═══ Data for processing ═══

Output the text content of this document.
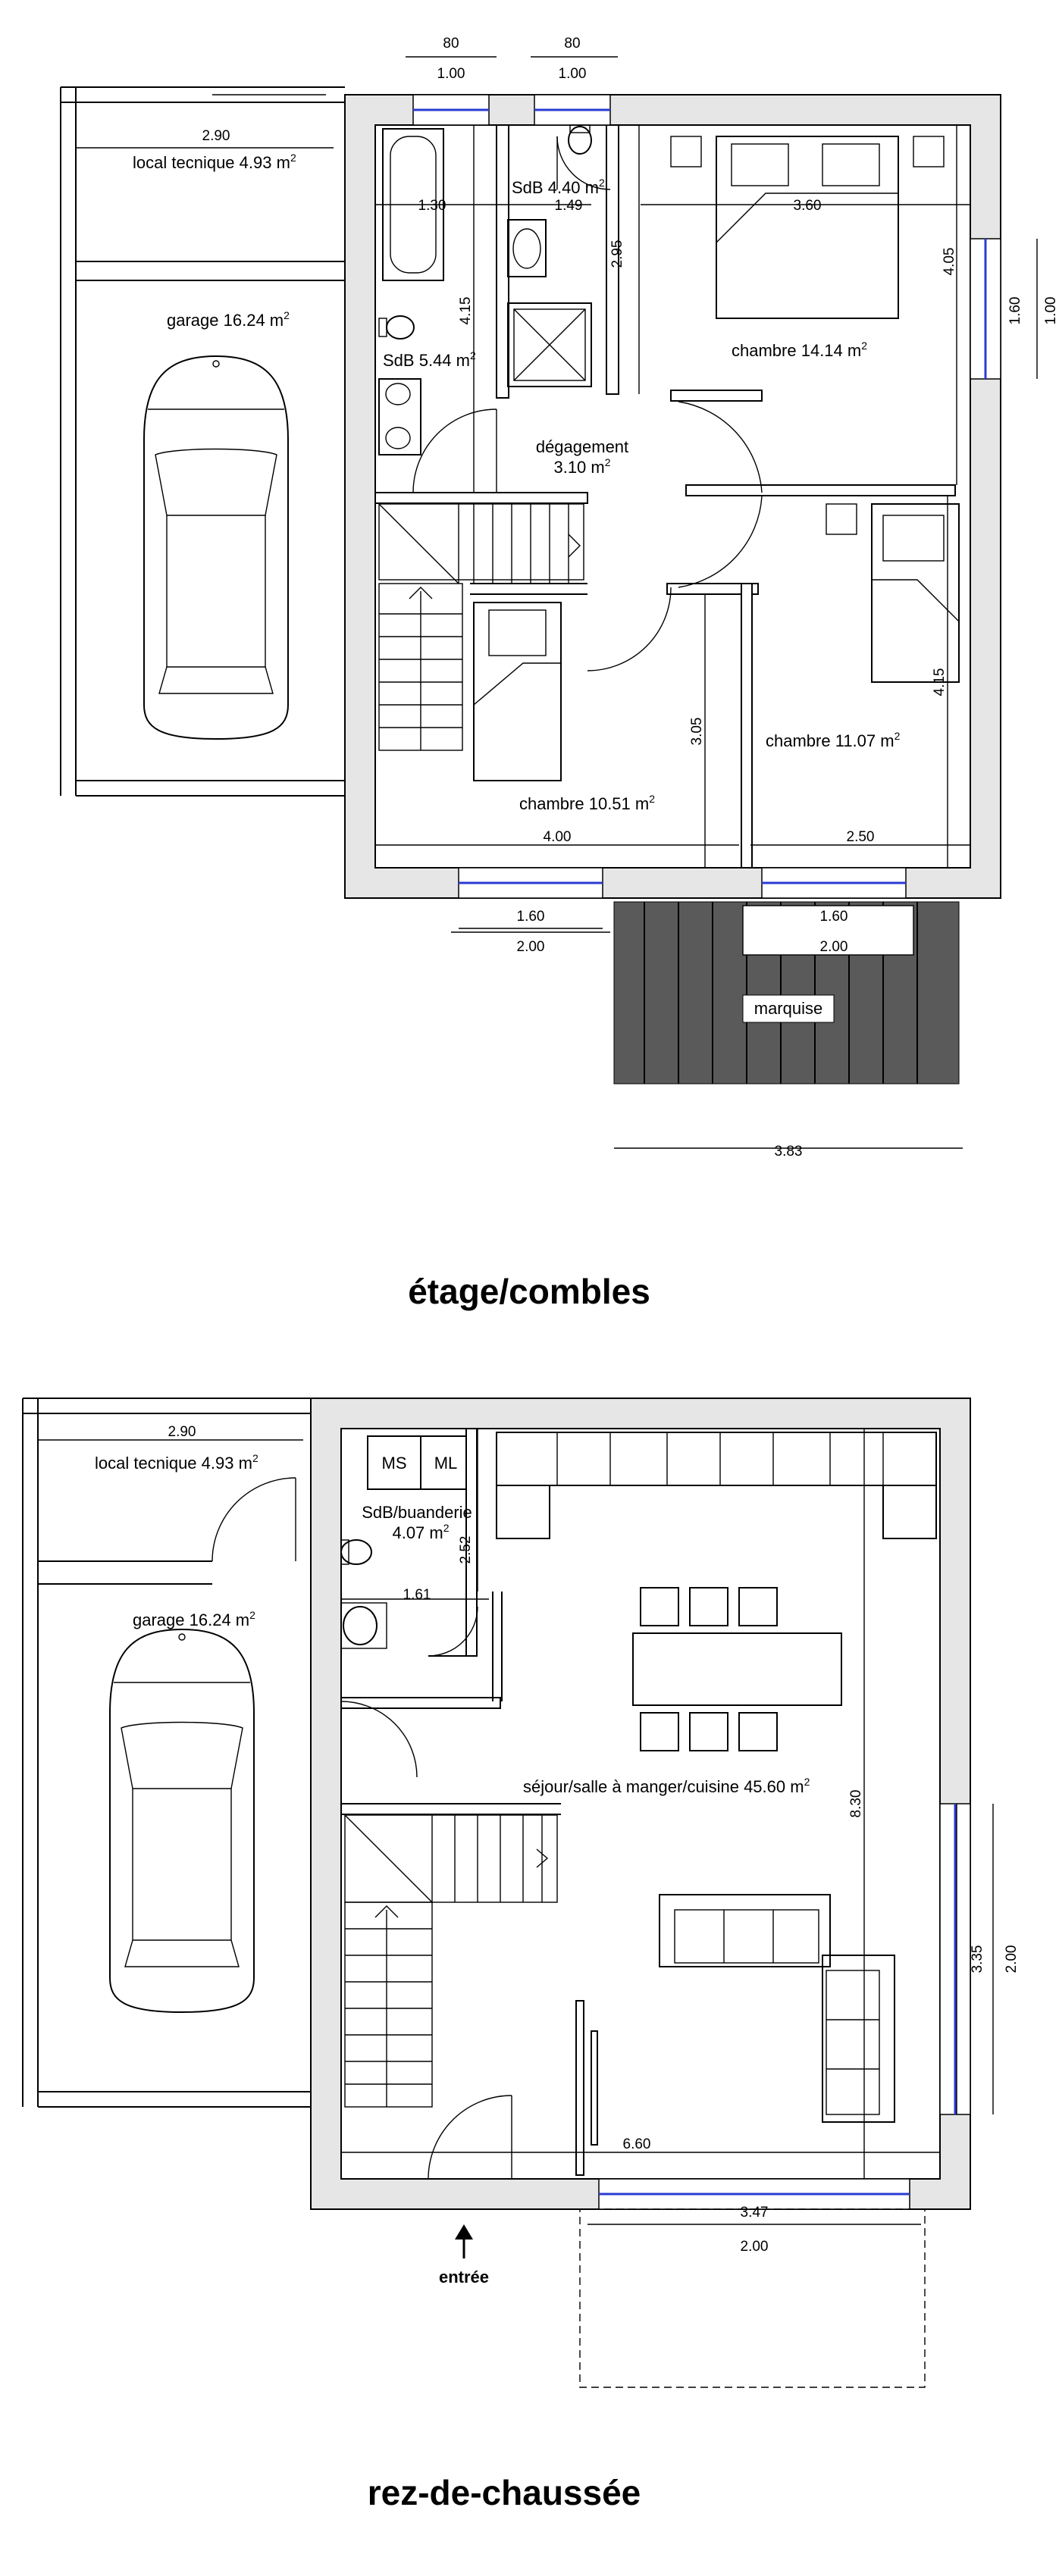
80
1.00
80
1.00
2.90
1.30	1.49	3.60
2.95
4.15
4.05
1.60 1.00
4.15
3.05
4.00	2.50
1.60
2.00
1.60
2.00
3.83
local tecnique 4.93 $m^2$
garage 16.24 $m^2$
SdB 4.40 $m^2$
SdB 5.44 $m^2$	chambre 14.14 $m^2$
dégagement
3.10 $m^2$
chambre 11.07 $m^2$
chambre 10.51 $m^2$
marquise
étage/combles
MS ML
entrée
2.90
2.52
1.61
8.30
3.35 2.00
6.60
3.47
2.00
local tecnique 4.93 $m^2$
garage 16.24 $m^2$
SdB/buanderie
4.07 $m^2$
séjour/salle à manger/cuisine 45.60 $m^2$
rez-de-chaussée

═══

> _The exercise_
Pick each line holding the word "chambre" out of the data and copy it.

> _Answer to the task_
SdB 5.44 $m^2$	chambre 14.14 $m^2$
chambre 11.07 $m^2$
chambre 10.51 $m^2$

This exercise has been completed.